### The request
Copy out the lines below word for word, leaving out the pictures.

Data items:
"""
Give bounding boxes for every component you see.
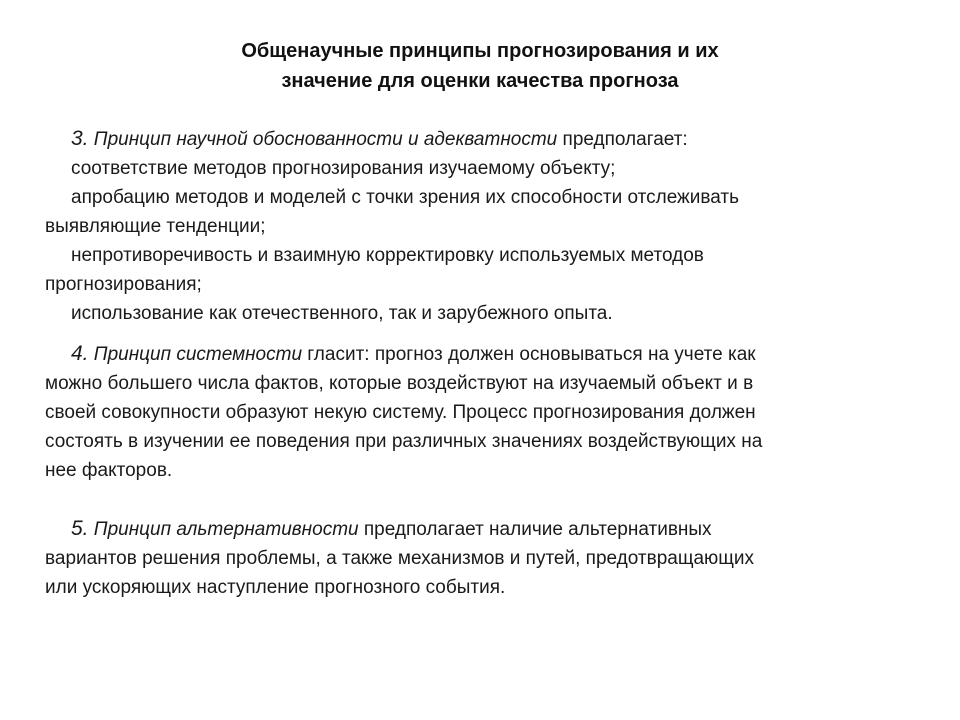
principle-3-number: 3.	[71, 127, 89, 150]
slide-title	[120, 36, 840, 96]
principle-3-block	[45, 124, 885, 328]
principle-4-number: 4.	[71, 342, 89, 365]
principle-3-item-continued: выявляющие тенденции;	[45, 216, 266, 237]
principle-4-text: нее факторов.	[45, 460, 173, 481]
principle-3-item: соответствие методов прогнозирования изучаемому объекту;	[71, 158, 616, 179]
principle-3-item: использование как отечественного, так и зарубежного опыта.	[71, 303, 613, 324]
principle-3-item: непротиворечивость и взаимную корректировку используемых методов	[71, 245, 704, 266]
principle-3-item: апробацию методов и моделей с точки зрения их способности отслеживать	[71, 187, 739, 208]
principle-5-heading	[45, 514, 885, 544]
principle-4-text: можно большего числа фактов, которые воздействуют на изучаемый объект и в	[45, 373, 754, 394]
principle-5-text: вариантов решения проблемы, а также механизмов и путей, предотвращающих	[45, 548, 755, 569]
principle-3-item-continued: прогнозирования;	[45, 274, 202, 295]
principle-3-intro: предполагает:	[562, 129, 688, 150]
principle-5-text: или ускоряющих наступление прогнозного события.	[45, 577, 506, 598]
principle-5-name: Принцип альтернативности	[93, 519, 359, 540]
principle-3-heading	[45, 124, 885, 154]
principle-4-text: гласит: прогноз должен основываться на учете как	[307, 344, 756, 365]
principle-5-text: предполагает наличие альтернативных	[363, 519, 712, 540]
principle-4-block	[45, 339, 885, 485]
title-line-1: Общенаучные принципы прогнозирования и их	[241, 40, 719, 62]
principle-4-text: своей совокупности образуют некую систему. Процесс прогнозирования должен	[45, 402, 756, 423]
principle-5-number: 5.	[71, 517, 89, 540]
title-line-2: значение для оценки качества прогноза	[281, 70, 679, 92]
principle-4-text: состоять в изучении ее поведения при различных значениях воздействующих на	[45, 431, 763, 452]
principle-4-heading	[45, 339, 885, 369]
principle-3-name: Принцип научной обоснованности и адекватности	[93, 129, 558, 150]
principle-4-name: Принцип системности	[93, 344, 303, 365]
principle-5-block	[45, 514, 885, 602]
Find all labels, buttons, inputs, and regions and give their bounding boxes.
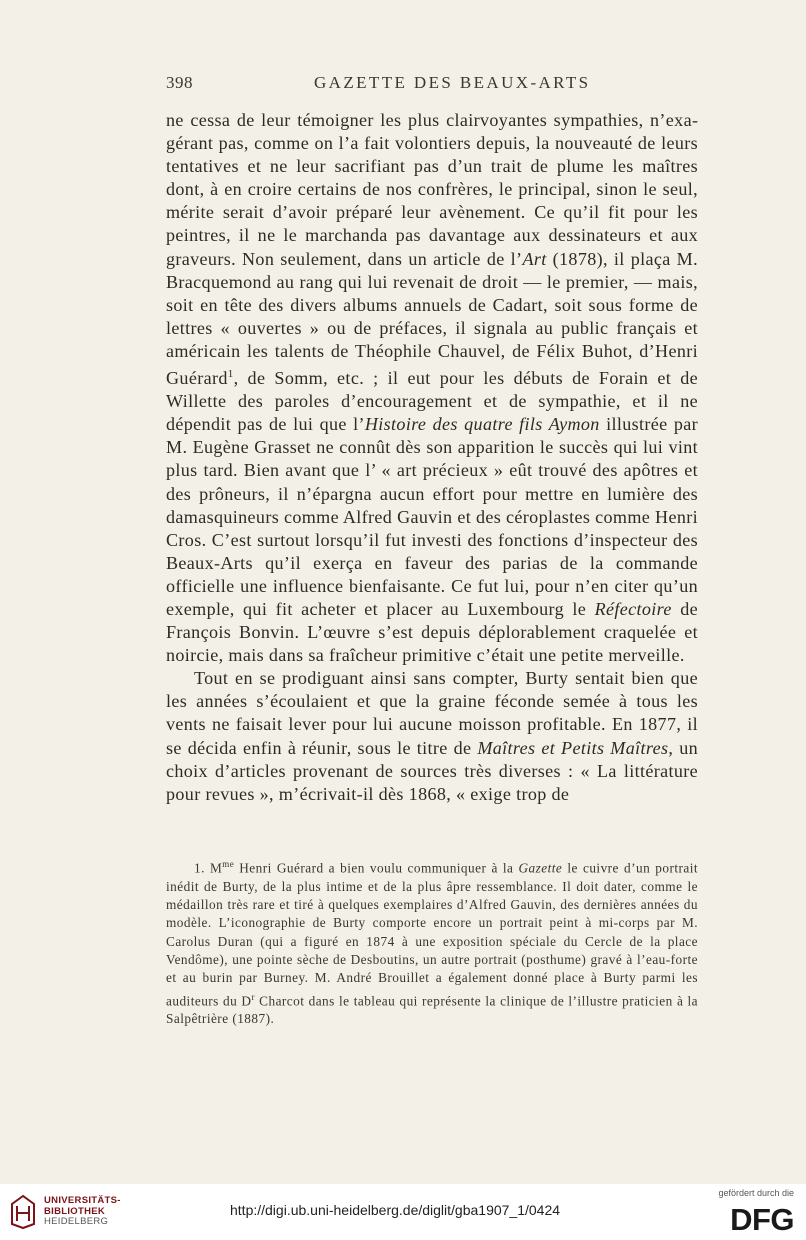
dfg-logo: DFG xyxy=(730,1202,794,1237)
funding-note: gefördert durch die xyxy=(718,1188,794,1198)
footnote-ref[interactable]: 1 xyxy=(227,368,234,381)
digitization-footer xyxy=(0,1184,806,1240)
footnote-1: 1. $M^{me}$ Henri Guérard a bien voulu communiquer à la Gazette le cuivre d’un portrait inédit de Burty, de la plus intime et de la plus âpre ressemblance. Il doit dater, comme le médaillon très rare et tiré à quelques exemplaires d’Alfred Gauvin, des dernières années du modèle. L’iconographie de Burty comporte encore un portrait peint à mi-corps par M. Carolus Duran (qui a figuré en 1874 à une exposition spéciale du Cercle de la place Vendôme), une pointe sèche de Desboutins, un autre portrait (posthume) gravé à l’eau-forte et au burin par Burney. M. André Brouillet a également donné place à Burty parmi les auditeurs du $D^r$ Charcot dans le tableau qui représente la clinique de l’illustre praticien à la Salpêtrière (1887). xyxy=(166,859,699,1027)
page-number: 398 xyxy=(166,73,193,92)
paragraph-1: ne cessa de leur témoigner les plus clairvoyantes sympathies, n’exagérant pas, comme on l’a fait volontiers depuis, la nouveauté de leurs tentatives et ne leur sacrifiant pas d’un trait de plume les maîtres dont, à en croire certains de nos confrères, le principal, sinon le seul, mérite serait d’avoir préparé leur avènement. Ce qu’il fit pour les peintres, il ne le marchanda pas davantage aux dessinateurs et aux graveurs. Non seulement, dans un article de l’Art (1878), il plaça M. Bracquemond au rang qui lui revenait de droit — le premier, — mais, soit en tête des divers albums annuels de Cadart, soit sous forme de lettres « ouvertes » ou de préfaces, il signala au public français et américain les talents de Théophile Chauvel, de Félix Buhot, d’Henri Guérard$^1$, de Somm, etc. ; il eut pour les débuts de Forain et de Willette des paroles d’encouragement et de sympathie, et il ne dépendit pas de lui que l’Histoire des quatre fils Aymon illustrée par M. Eugène Grasset ne connût dès son apparition le succès qui lui vint plus tard. Bien avant que l’ « art précieux » eût trouvé des apôtres et des prôneurs, il n’épargna aucun effort pour mettre en lumière des damasquineurs comme Alfred Gauvin et des céroplastes comme Henri Cros. C’est surtout lorsqu’il fut investi des fonctions d’inspecteur des Beaux-Arts qu’il exerça en faveur des parias de la commande officielle une influence bienfaisante. Ce fut lui, pour n’en citer qu’un exemple, qui fit acheter et placer au Luxembourg le Réfectoire de François Bonvin. L’œuvre s’est depuis déplorablement craquelée et noircie, mais dans sa fraîcheur primitive c’était une petite merveille. xyxy=(166,110,698,666)
library-name: UNIVERSITÄTS- BIBLIOTHEK HEIDELBERG xyxy=(44,1195,121,1227)
library-logo-icon xyxy=(8,1194,38,1230)
paragraph-2: Tout en se prodiguant ainsi sans compter, Burty sentait bien que les années s’écoulaient et que la graine féconde semée à tous les vents ne faisait lever pour lui aucune moisson profitable. En 1877, il se décida enfin à réunir, sous le titre de Maîtres et Petits Maîtres, un choix d’articles provenant de sources très diverses : « La littérature pour revues », m’écrivait-il dès 1868, « exige trop de xyxy=(166,668,698,804)
main-text xyxy=(166,109,698,806)
running-header xyxy=(166,73,696,95)
running-title: GAZETTE DES BEAUX-ARTS xyxy=(314,73,591,92)
permalink[interactable]: http://digi.ub.uni-heidelberg.de/diglit/gba1907_1/0424 xyxy=(230,1202,561,1218)
footnote xyxy=(166,855,698,1029)
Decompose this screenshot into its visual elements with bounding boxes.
"""
### Full answer
Give bounding boxes for every component you see.
principle-3-number: 3.	[71, 127, 89, 150]
slide-title	[120, 36, 840, 96]
principle-3-block	[45, 124, 885, 328]
principle-4-number: 4.	[71, 342, 89, 365]
principle-3-item-continued: выявляющие тенденции;	[45, 216, 266, 237]
principle-4-text: нее факторов.	[45, 460, 173, 481]
principle-3-item: соответствие методов прогнозирования изучаемому объекту;	[71, 158, 616, 179]
principle-3-item: использование как отечественного, так и зарубежного опыта.	[71, 303, 613, 324]
principle-3-item: непротиворечивость и взаимную корректировку используемых методов	[71, 245, 704, 266]
principle-3-item: апробацию методов и моделей с точки зрения их способности отслеживать	[71, 187, 739, 208]
principle-5-heading	[45, 514, 885, 544]
principle-4-text: можно большего числа фактов, которые воздействуют на изучаемый объект и в	[45, 373, 754, 394]
principle-5-text: вариантов решения проблемы, а также механизмов и путей, предотвращающих	[45, 548, 755, 569]
principle-3-item-continued: прогнозирования;	[45, 274, 202, 295]
principle-3-intro: предполагает:	[562, 129, 688, 150]
principle-5-text: или ускоряющих наступление прогнозного события.	[45, 577, 506, 598]
principle-5-name: Принцип альтернативности	[93, 519, 359, 540]
principle-3-heading	[45, 124, 885, 154]
principle-4-text: гласит: прогноз должен основываться на учете как	[307, 344, 756, 365]
principle-5-text: предполагает наличие альтернативных	[363, 519, 712, 540]
principle-4-block	[45, 339, 885, 485]
title-line-1: Общенаучные принципы прогнозирования и их	[241, 40, 719, 62]
principle-4-text: своей совокупности образуют некую систему. Процесс прогнозирования должен	[45, 402, 756, 423]
principle-5-number: 5.	[71, 517, 89, 540]
title-line-2: значение для оценки качества прогноза	[281, 70, 679, 92]
principle-4-text: состоять в изучении ее поведения при различных значениях воздействующих на	[45, 431, 763, 452]
principle-4-heading	[45, 339, 885, 369]
principle-3-name: Принцип научной обоснованности и адекватности	[93, 129, 558, 150]
principle-4-name: Принцип системности	[93, 344, 303, 365]
principle-5-block	[45, 514, 885, 602]
Find all labels, buttons, inputs, and regions and give their bounding boxes.
dfg-logo: DFG xyxy=(730,1202,794,1237)
funding-note: gefördert durch die xyxy=(718,1188,794,1198)
footnote-ref[interactable]: 1 xyxy=(227,368,234,381)
digitization-footer xyxy=(0,1184,806,1240)
footnote-1: 1. $M^{me}$ Henri Guérard a bien voulu communiquer à la Gazette le cuivre d’un portrait inédit de Burty, de la plus intime et de la plus âpre ressemblance. Il doit dater, comme le médaillon très rare et tiré à quelques exemplaires d’Alfred Gauvin, des dernières années du modèle. L’iconographie de Burty comporte encore un portrait peint à mi-corps par M. Carolus Duran (qui a figuré en 1874 à une exposition spéciale du Cercle de la place Vendôme), une pointe sèche de Desboutins, un autre portrait (posthume) gravé à l’eau-forte et au burin par Burney. M. André Brouillet a également donné place à Burty parmi les auditeurs du $D^r$ Charcot dans le tableau qui représente la clinique de l’illustre praticien à la Salpêtrière (1887). xyxy=(166,859,699,1027)
page-number: 398 xyxy=(166,73,193,92)
paragraph-1: ne cessa de leur témoigner les plus clairvoyantes sympathies, n’exagérant pas, comme on l’a fait volontiers depuis, la nouveauté de leurs tentatives et ne leur sacrifiant pas d’un trait de plume les maîtres dont, à en croire certains de nos confrères, le principal, sinon le seul, mérite serait d’avoir préparé leur avènement. Ce qu’il fit pour les peintres, il ne le marchanda pas davantage aux dessinateurs et aux graveurs. Non seulement, dans un article de l’Art (1878), il plaça M. Bracquemond au rang qui lui revenait de droit — le premier, — mais, soit en tête des divers albums annuels de Cadart, soit sous forme de lettres « ouvertes » ou de préfaces, il signala au public français et américain les talents de Théophile Chauvel, de Félix Buhot, d’Henri Guérard$^1$, de Somm, etc. ; il eut pour les débuts de Forain et de Willette des paroles d’encouragement et de sympathie, et il ne dépendit pas de lui que l’Histoire des quatre fils Aymon illustrée par M. Eugène Grasset ne connût dès son apparition le succès qui lui vint plus tard. Bien avant que l’ « art précieux » eût trouvé des apôtres et des prôneurs, il n’épargna aucun effort pour mettre en lumière des damasquineurs comme Alfred Gauvin et des céroplastes comme Henri Cros. C’est surtout lorsqu’il fut investi des fonctions d’inspecteur des Beaux-Arts qu’il exerça en faveur des parias de la commande officielle une influence bienfaisante. Ce fut lui, pour n’en citer qu’un exemple, qui fit acheter et placer au Luxembourg le Réfectoire de François Bonvin. L’œuvre s’est depuis déplorablement craquelée et noircie, mais dans sa fraîcheur primitive c’était une petite merveille. xyxy=(166,110,698,666)
library-name: UNIVERSITÄTS- BIBLIOTHEK HEIDELBERG xyxy=(44,1195,121,1227)
library-logo-icon xyxy=(8,1194,38,1230)
paragraph-2: Tout en se prodiguant ainsi sans compter, Burty sentait bien que les années s’écoulaient et que la graine féconde semée à tous les vents ne faisait lever pour lui aucune moisson profitable. En 1877, il se décida enfin à réunir, sous le titre de Maîtres et Petits Maîtres, un choix d’articles provenant de sources très diverses : « La littérature pour revues », m’écrivait-il dès 1868, « exige trop de xyxy=(166,668,698,804)
main-text xyxy=(166,109,698,806)
running-header xyxy=(166,73,696,95)
running-title: GAZETTE DES BEAUX-ARTS xyxy=(314,73,591,92)
permalink[interactable]: http://digi.ub.uni-heidelberg.de/diglit/gba1907_1/0424 xyxy=(230,1202,561,1218)
footnote xyxy=(166,855,698,1029)
Decompose this screenshot into its visual elements with bounding boxes.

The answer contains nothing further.